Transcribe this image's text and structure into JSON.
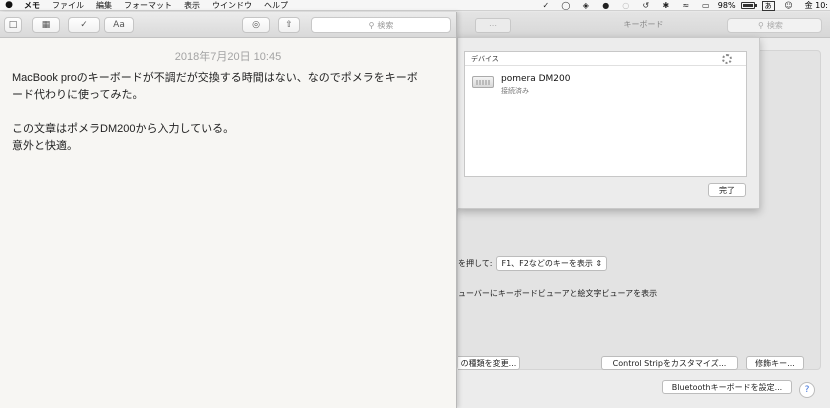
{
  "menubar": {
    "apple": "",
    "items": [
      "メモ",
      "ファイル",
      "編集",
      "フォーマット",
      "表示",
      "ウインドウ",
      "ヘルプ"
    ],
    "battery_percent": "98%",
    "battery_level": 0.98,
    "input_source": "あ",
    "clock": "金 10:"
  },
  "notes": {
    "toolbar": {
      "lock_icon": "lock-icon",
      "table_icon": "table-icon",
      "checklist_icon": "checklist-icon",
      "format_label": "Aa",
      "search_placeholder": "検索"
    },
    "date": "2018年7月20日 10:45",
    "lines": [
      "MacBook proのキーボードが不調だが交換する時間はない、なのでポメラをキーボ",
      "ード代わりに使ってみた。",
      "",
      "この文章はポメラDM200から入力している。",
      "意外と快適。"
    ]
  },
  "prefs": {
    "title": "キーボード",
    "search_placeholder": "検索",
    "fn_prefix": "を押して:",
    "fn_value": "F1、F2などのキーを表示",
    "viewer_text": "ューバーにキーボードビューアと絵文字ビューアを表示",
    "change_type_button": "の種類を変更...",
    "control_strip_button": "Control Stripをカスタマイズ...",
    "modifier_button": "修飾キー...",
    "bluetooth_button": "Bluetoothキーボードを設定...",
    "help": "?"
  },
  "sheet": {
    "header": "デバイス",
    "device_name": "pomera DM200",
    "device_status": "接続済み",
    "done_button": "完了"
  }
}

==

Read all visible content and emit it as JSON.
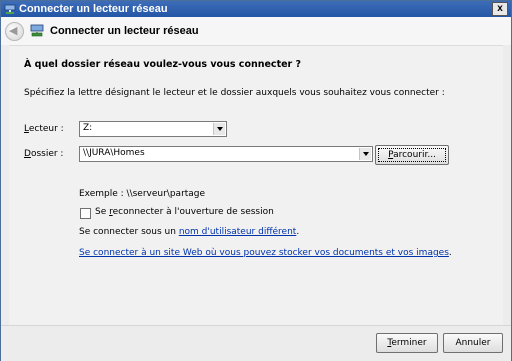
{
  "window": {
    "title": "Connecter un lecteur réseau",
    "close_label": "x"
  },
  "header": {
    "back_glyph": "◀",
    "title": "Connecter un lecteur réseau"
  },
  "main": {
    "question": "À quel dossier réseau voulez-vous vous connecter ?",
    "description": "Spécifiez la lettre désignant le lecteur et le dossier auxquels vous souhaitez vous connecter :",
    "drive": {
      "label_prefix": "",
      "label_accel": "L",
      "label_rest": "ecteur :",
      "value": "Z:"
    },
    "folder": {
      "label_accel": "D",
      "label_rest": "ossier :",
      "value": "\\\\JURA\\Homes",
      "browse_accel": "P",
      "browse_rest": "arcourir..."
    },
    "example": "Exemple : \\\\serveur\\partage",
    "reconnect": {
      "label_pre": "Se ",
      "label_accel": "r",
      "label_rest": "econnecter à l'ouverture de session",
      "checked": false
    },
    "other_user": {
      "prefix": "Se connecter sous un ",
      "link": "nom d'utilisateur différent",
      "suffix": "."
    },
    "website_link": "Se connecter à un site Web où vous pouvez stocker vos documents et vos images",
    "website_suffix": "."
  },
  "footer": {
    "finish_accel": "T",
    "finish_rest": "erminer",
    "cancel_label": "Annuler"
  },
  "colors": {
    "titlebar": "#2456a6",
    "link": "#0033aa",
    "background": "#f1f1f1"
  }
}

==

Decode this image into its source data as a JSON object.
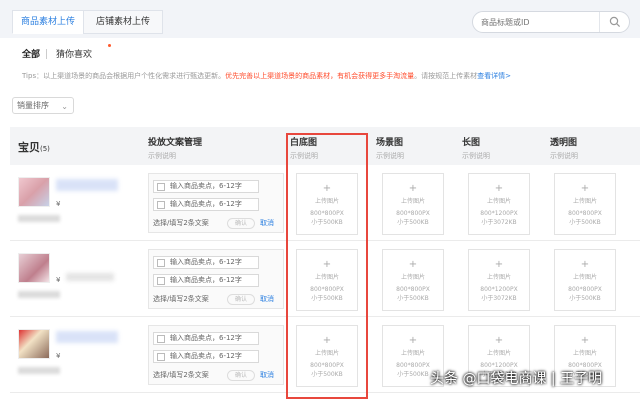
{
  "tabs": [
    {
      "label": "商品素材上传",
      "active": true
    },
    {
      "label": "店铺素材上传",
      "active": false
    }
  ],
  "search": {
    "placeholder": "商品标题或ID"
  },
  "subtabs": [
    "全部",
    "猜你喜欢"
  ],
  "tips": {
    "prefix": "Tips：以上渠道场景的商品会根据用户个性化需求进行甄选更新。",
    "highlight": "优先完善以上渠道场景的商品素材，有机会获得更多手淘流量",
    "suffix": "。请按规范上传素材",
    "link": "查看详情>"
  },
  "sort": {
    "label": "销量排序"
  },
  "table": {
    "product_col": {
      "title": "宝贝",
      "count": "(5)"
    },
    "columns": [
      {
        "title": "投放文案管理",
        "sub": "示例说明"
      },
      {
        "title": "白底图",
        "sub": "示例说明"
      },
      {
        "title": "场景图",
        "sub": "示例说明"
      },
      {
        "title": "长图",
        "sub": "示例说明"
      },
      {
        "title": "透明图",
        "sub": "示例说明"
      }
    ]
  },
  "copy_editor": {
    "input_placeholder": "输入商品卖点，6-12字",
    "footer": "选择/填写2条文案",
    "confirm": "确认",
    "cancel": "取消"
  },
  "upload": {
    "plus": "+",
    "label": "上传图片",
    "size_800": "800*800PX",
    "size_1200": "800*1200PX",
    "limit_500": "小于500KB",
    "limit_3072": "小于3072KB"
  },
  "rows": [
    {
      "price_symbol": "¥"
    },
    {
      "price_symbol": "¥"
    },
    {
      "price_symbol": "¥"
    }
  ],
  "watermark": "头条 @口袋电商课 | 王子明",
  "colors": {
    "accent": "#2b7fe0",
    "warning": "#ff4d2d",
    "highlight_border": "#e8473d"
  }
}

[Requirements] Go through the data and gather every line that holds "into".

[Task output]
Transcribe this image's text and structure into JSON.
Decode this image into its source data as a JSON object.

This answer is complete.